* EXERCISE DESCRIPTION: Leave out the pictures and copy everything else below exactly.

* MATERIAL PROVIDED:
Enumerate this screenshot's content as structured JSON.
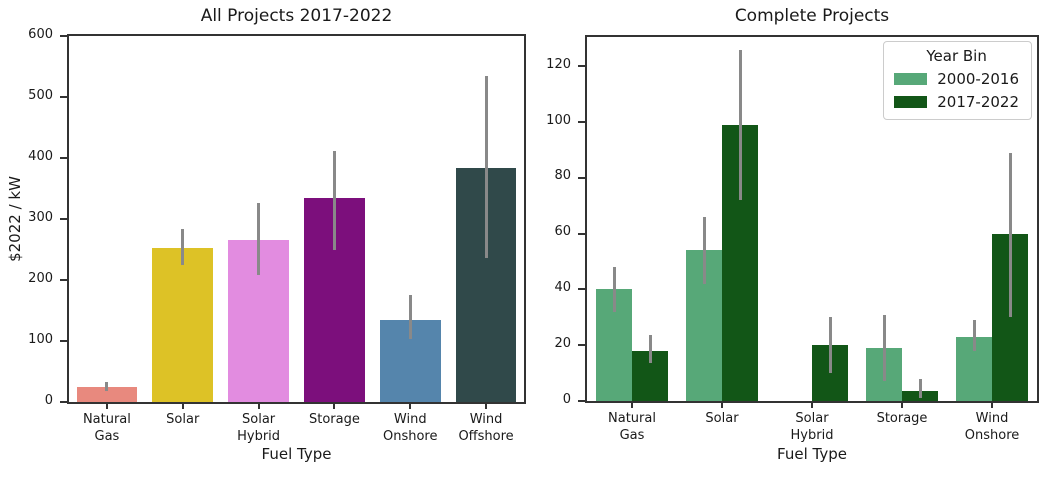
{
  "figure": {
    "background": "#ffffff",
    "text_color": "#1a1a1a",
    "spine_color": "#333333"
  },
  "chart_data": [
    {
      "type": "bar",
      "title": "All Projects 2017-2022",
      "xlabel": "Fuel Type",
      "ylabel": "$2022 / kW",
      "ylim": [
        0,
        600
      ],
      "yticks": [
        0,
        100,
        200,
        300,
        400,
        500,
        600
      ],
      "grid": false,
      "bar_width_frac": 0.8,
      "error_color": "#898989",
      "categories": [
        "Natural\nGas",
        "Solar",
        "Solar\nHybrid",
        "Storage",
        "Wind\nOnshore",
        "Wind\nOffshore"
      ],
      "series": [
        {
          "name": "All Projects 2017-2022",
          "values": [
            24,
            252,
            265,
            334,
            135,
            383
          ],
          "err_lo": [
            18,
            224,
            209,
            249,
            104,
            236
          ],
          "err_hi": [
            33,
            284,
            326,
            411,
            175,
            535
          ],
          "colors": [
            "#e8897e",
            "#ddc226",
            "#e28ce0",
            "#7c0f7c",
            "#5585ac",
            "#30494a"
          ]
        }
      ]
    },
    {
      "type": "bar",
      "title": "Complete Projects",
      "xlabel": "Fuel Type",
      "ylabel": "",
      "ylim": [
        0,
        130.5
      ],
      "yticks": [
        0,
        20,
        40,
        60,
        80,
        100,
        120
      ],
      "grid": false,
      "bar_width_frac": 0.8,
      "error_color": "#898989",
      "categories": [
        "Natural\nGas",
        "Solar",
        "Solar\nHybrid",
        "Storage",
        "Wind\nOnshore"
      ],
      "legend": {
        "title": "Year Bin",
        "position": "upper right",
        "entries": [
          {
            "label": "2000-2016",
            "color": "#57a878"
          },
          {
            "label": "2017-2022",
            "color": "#125617"
          }
        ]
      },
      "series": [
        {
          "name": "2000-2016",
          "color": "#57a878",
          "values": [
            40,
            54,
            0,
            19,
            23
          ],
          "err_lo": [
            32,
            42,
            null,
            7,
            18
          ],
          "err_hi": [
            48,
            66,
            null,
            31,
            29
          ]
        },
        {
          "name": "2017-2022",
          "color": "#125617",
          "values": [
            18,
            99,
            20,
            3.5,
            60
          ],
          "err_lo": [
            13.5,
            72,
            10,
            1,
            30
          ],
          "err_hi": [
            23.5,
            126,
            30,
            8,
            89
          ]
        }
      ]
    }
  ]
}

* EXPECTED OUTPUT:
Enumerate this screenshot's content as structured JSON.
{
  "figure": {
    "background": "#ffffff",
    "text_color": "#1a1a1a",
    "spine_color": "#333333"
  },
  "chart_data": [
    {
      "type": "bar",
      "title": "All Projects 2017-2022",
      "xlabel": "Fuel Type",
      "ylabel": "$2022 / kW",
      "ylim": [
        0,
        600
      ],
      "yticks": [
        0,
        100,
        200,
        300,
        400,
        500,
        600
      ],
      "grid": false,
      "bar_width_frac": 0.8,
      "error_color": "#898989",
      "categories": [
        "Natural\nGas",
        "Solar",
        "Solar\nHybrid",
        "Storage",
        "Wind\nOnshore",
        "Wind\nOffshore"
      ],
      "series": [
        {
          "name": "All Projects 2017-2022",
          "values": [
            24,
            252,
            265,
            334,
            135,
            383
          ],
          "err_lo": [
            18,
            224,
            209,
            249,
            104,
            236
          ],
          "err_hi": [
            33,
            284,
            326,
            411,
            175,
            535
          ],
          "colors": [
            "#e8897e",
            "#ddc226",
            "#e28ce0",
            "#7c0f7c",
            "#5585ac",
            "#30494a"
          ]
        }
      ]
    },
    {
      "type": "bar",
      "title": "Complete Projects",
      "xlabel": "Fuel Type",
      "ylabel": "",
      "ylim": [
        0,
        130.5
      ],
      "yticks": [
        0,
        20,
        40,
        60,
        80,
        100,
        120
      ],
      "grid": false,
      "bar_width_frac": 0.8,
      "error_color": "#898989",
      "categories": [
        "Natural\nGas",
        "Solar",
        "Solar\nHybrid",
        "Storage",
        "Wind\nOnshore"
      ],
      "legend": {
        "title": "Year Bin",
        "position": "upper right",
        "entries": [
          {
            "label": "2000-2016",
            "color": "#57a878"
          },
          {
            "label": "2017-2022",
            "color": "#125617"
          }
        ]
      },
      "series": [
        {
          "name": "2000-2016",
          "color": "#57a878",
          "values": [
            40,
            54,
            0,
            19,
            23
          ],
          "err_lo": [
            32,
            42,
            null,
            7,
            18
          ],
          "err_hi": [
            48,
            66,
            null,
            31,
            29
          ]
        },
        {
          "name": "2017-2022",
          "color": "#125617",
          "values": [
            18,
            99,
            20,
            3.5,
            60
          ],
          "err_lo": [
            13.5,
            72,
            10,
            1,
            30
          ],
          "err_hi": [
            23.5,
            126,
            30,
            8,
            89
          ]
        }
      ]
    }
  ]
}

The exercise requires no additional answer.